Retype exactly and only the lines from the one that contains "Read out every word on this page." through the final line of the data; pictures are left out.

[Saved entries]

###

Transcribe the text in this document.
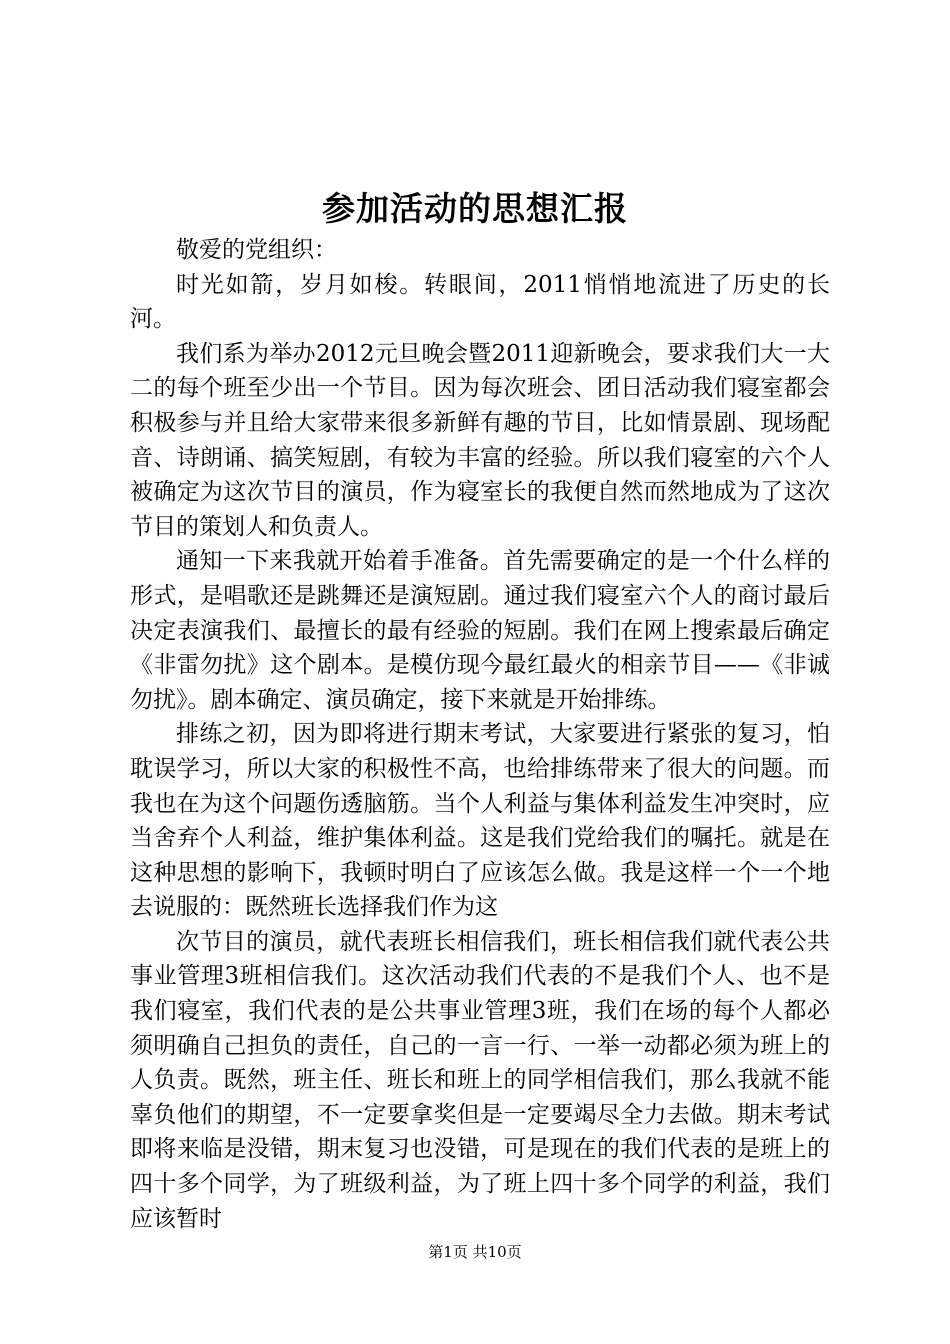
参加活动的思想汇报

敬爱的党组织：

时光如箭，岁月如梭。转眼间，2011悄悄地流进了历史的长河。

我们系为举办2012元旦晚会暨2011迎新晚会，要求我们大一大二的每个班至少出一个节目。因为每次班会、团日活动我们寝室都会积极参与并且给大家带来很多新鲜有趣的节目，比如情景剧、现场配音、诗朗诵、搞笑短剧，有较为丰富的经验。所以我们寝室的六个人被确定为这次节目的演员，作为寝室长的我便自然而然地成为了这次节目的策划人和负责人。

通知一下来我就开始着手准备。首先需要确定的是一个什么样的形式，是唱歌还是跳舞还是演短剧。通过我们寝室六个人的商讨最后决定表演我们、最擅长的最有经验的短剧。我们在网上搜索最后确定《非雷勿扰》这个剧本。是模仿现今最红最火的相亲节目——《非诚勿扰》。剧本确定、演员确定，接下来就是开始排练。

排练之初，因为即将进行期末考试，大家要进行紧张的复习，怕耽误学习，所以大家的积极性不高，也给排练带来了很大的问题。而我也在为这个问题伤透脑筋。当个人利益与集体利益发生冲突时，应当舍弃个人利益，维护集体利益。这是我们党给我们的嘱托。就是在这种思想的影响下，我顿时明白了应该怎么做。我是这样一个一个地去说服的：既然班长选择我们作为这

次节目的演员，就代表班长相信我们，班长相信我们就代表公共事业管理3班相信我们。这次活动我们代表的不是我们个人、也不是我们寝室，我们代表的是公共事业管理3班，我们在场的每个人都必须明确自己担负的责任，自己的一言一行、一举一动都必须为班上的人负责。既然，班主任、班长和班上的同学相信我们，那么我就不能辜负他们的期望，不一定要拿奖但是一定要竭尽全力去做。期末考试即将来临是没错，期末复习也没错，可是现在的我们代表的是班上的四十多个同学，为了班级利益，为了班上四十多个同学的利益，我们应该暂时

第1页 共10页
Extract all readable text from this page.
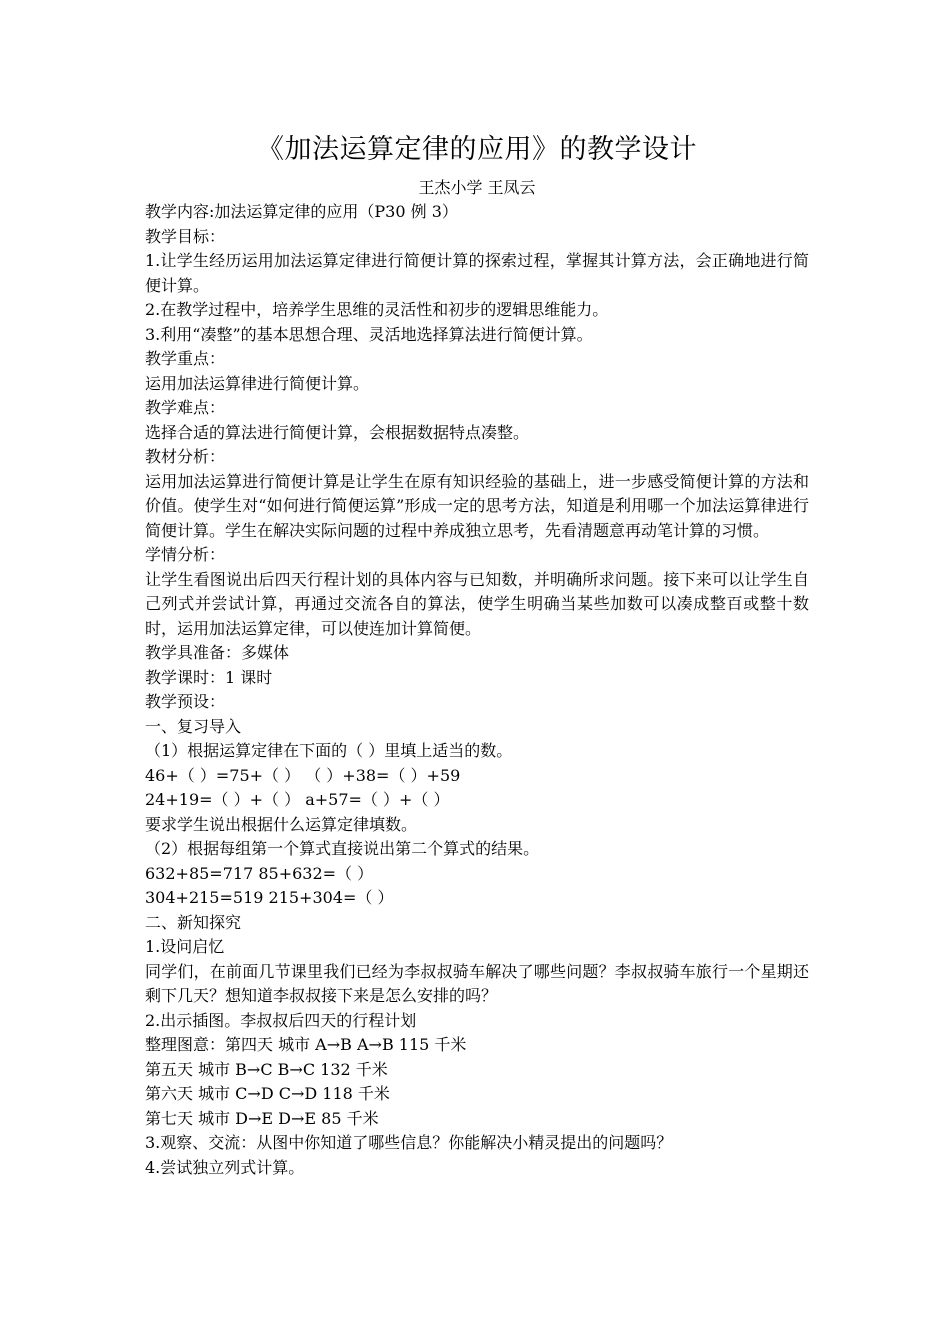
《加法运算定律的应用》的教学设计

王杰小学 王凤云

教学内容:加法运算定律的应用（P30 例 3）

教学目标：

1.让学生经历运用加法运算定律进行简便计算的探索过程，掌握其计算方法，会正确地进行简便计算。

2.在教学过程中，培养学生思维的灵活性和初步的逻辑思维能力。

3.利用“凑整”的基本思想合理、灵活地选择算法进行简便计算。

教学重点：

运用加法运算律进行简便计算。

教学难点：

选择合适的算法进行简便计算，会根据数据特点凑整。

教材分析：

运用加法运算进行简便计算是让学生在原有知识经验的基础上，进一步感受简便计算的方法和价值。使学生对“如何进行简便运算”形成一定的思考方法，知道是利用哪一个加法运算律进行简便计算。学生在解决实际问题的过程中养成独立思考，先看清题意再动笔计算的习惯。

学情分析：

让学生看图说出后四天行程计划的具体内容与已知数，并明确所求问题。接下来可以让学生自己列式并尝试计算，再通过交流各自的算法，使学生明确当某些加数可以凑成整百或整十数时，运用加法运算定律，可以使连加计算简便。

教学具准备：多媒体

教学课时：1 课时

教学预设：

一、复习导入

（1）根据运算定律在下面的（ ）里填上适当的数。

46+（ ）=75+（ ） （ ）+38=（ ）+59

24+19=（ ）+（ ） a+57=（ ）+（ ）

要求学生说出根据什么运算定律填数。

（2）根据每组第一个算式直接说出第二个算式的结果。

632+85=717 85+632=（ ）

304+215=519 215+304=（ ）

二、新知探究

1.设问启忆

同学们，在前面几节课里我们已经为李叔叔骑车解决了哪些问题？李叔叔骑车旅行一个星期还剩下几天？想知道李叔叔接下来是怎么安排的吗？

2.出示插图。李叔叔后四天的行程计划

整理图意：第四天 城市 A→B A→B 115 千米

第五天 城市 B→C B→C 132 千米

第六天 城市 C→D C→D 118 千米

第七天 城市 D→E D→E 85 千米

3.观察、交流：从图中你知道了哪些信息？你能解决小精灵提出的问题吗？

4.尝试独立列式计算。
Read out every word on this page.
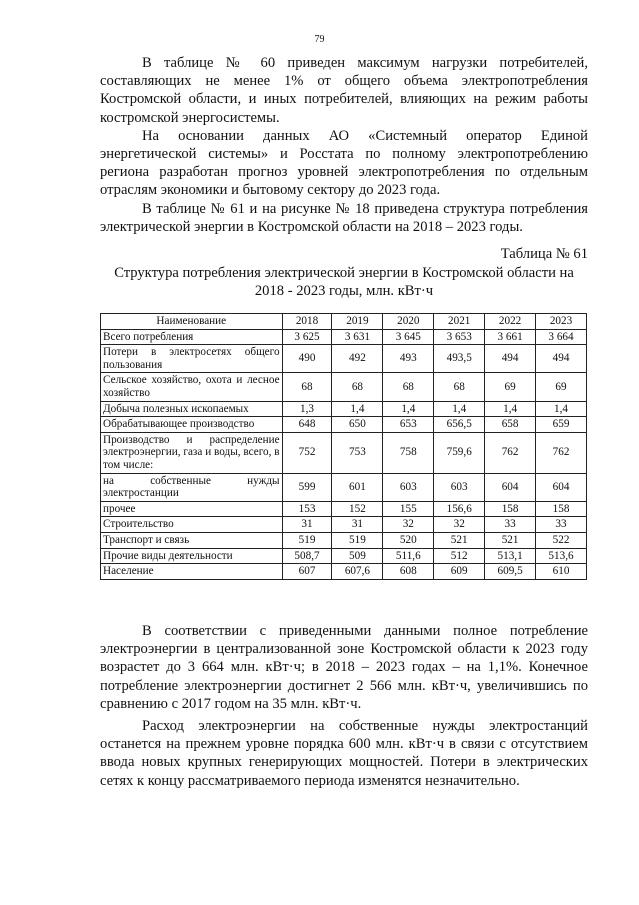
79

В таблице № 60 приведен максимум нагрузки потребителей, составляющих не менее 1% от общего объема электропотребления Костромской области, и иных потребителей, влияющих на режим работы костромской энергосистемы.

На основании данных АО «Системный оператор Единой энергетической системы» и Росстата по полному электропотреблению региона разработан прогноз уровней электропотребления по отдельным отраслям экономики и бытовому сектору до 2023 года.

В таблице № 61 и на рисунке № 18 приведена структура потребления электрической энергии в Костромской области на 2018 – 2023 годы.

Таблица № 61
Структура потребления электрической энергии в Костромской области на 2018 - 2023 годы, млн. кВт·ч
Наименование	2018	2019	2020	2021	2022	2023
Всего потребления	3 625	3 631	3 645	3 653	3 661	3 664
Потери в электросетях общего пользования	490	492	493	493,5	494	494
Сельское хозяйство, охота и лесное хозяйство	68	68	68	68	69	69
Добыча полезных ископаемых	1,3	1,4	1,4	1,4	1,4	1,4
Обрабатывающее производство	648	650	653	656,5	658	659
Производство и распределение электроэнергии, газа и воды, всего, в том числе:	752	753	758	759,6	762	762
на собственные нужды электростанции	599	601	603	603	604	604
прочее	153	152	155	156,6	158	158
Строительство	31	31	32	32	33	33
Транспорт и связь	519	519	520	521	521	522
Прочие виды деятельности	508,7	509	511,6	512	513,1	513,6
Население	607	607,6	608	609	609,5	610

В соответствии с приведенными данными полное потребление электроэнергии в централизованной зоне Костромской области к 2023 году возрастет до 3 664 млн. кВт·ч; в 2018 – 2023 годах – на 1,1%. Конечное потребление электроэнергии достигнет 2 566 млн. кВт·ч, увеличившись по сравнению с 2017 годом на 35 млн. кВт·ч.

Расход электроэнергии на собственные нужды электростанций останется на прежнем уровне порядка 600 млн. кВт·ч в связи с отсутствием ввода новых крупных генерирующих мощностей. Потери в электрических сетях к концу рассматриваемого периода изменятся незначительно.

###

Problem solution:
Read out every word on this page.
79

В таблице № 60 приведен максимум нагрузки потребителей, составляющих не менее 1% от общего объема электропотребления Костромской области, и иных потребителей, влияющих на режим работы костромской энергосистемы.

На основании данных АО «Системный оператор Единой энергетической системы» и Росстата по полному электропотреблению региона разработан прогноз уровней электропотребления по отдельным отраслям экономики и бытовому сектору до 2023 года.

В таблице № 61 и на рисунке № 18 приведена структура потребления электрической энергии в Костромской области на 2018 – 2023 годы.

Таблица № 61
Структура потребления электрической энергии в Костромской области на 2018 - 2023 годы, млн. кВт·ч
Наименование	2018	2019	2020	2021	2022	2023
Всего потребления	3 625	3 631	3 645	3 653	3 661	3 664
Потери в электросетях общего пользования	490	492	493	493,5	494	494
Сельское хозяйство, охота и лесное хозяйство	68	68	68	68	69	69
Добыча полезных ископаемых	1,3	1,4	1,4	1,4	1,4	1,4
Обрабатывающее производство	648	650	653	656,5	658	659
Производство и распределение электроэнергии, газа и воды, всего, в том числе:	752	753	758	759,6	762	762
на собственные нужды электростанции	599	601	603	603	604	604
прочее	153	152	155	156,6	158	158
Строительство	31	31	32	32	33	33
Транспорт и связь	519	519	520	521	521	522
Прочие виды деятельности	508,7	509	511,6	512	513,1	513,6
Население	607	607,6	608	609	609,5	610

В соответствии с приведенными данными полное потребление электроэнергии в централизованной зоне Костромской области к 2023 году возрастет до 3 664 млн. кВт·ч; в 2018 – 2023 годах – на 1,1%. Конечное потребление электроэнергии достигнет 2 566 млн. кВт·ч, увеличившись по сравнению с 2017 годом на 35 млн. кВт·ч.

Расход электроэнергии на собственные нужды электростанций останется на прежнем уровне порядка 600 млн. кВт·ч в связи с отсутствием ввода новых крупных генерирующих мощностей. Потери в электрических сетях к концу рассматриваемого периода изменятся незначительно.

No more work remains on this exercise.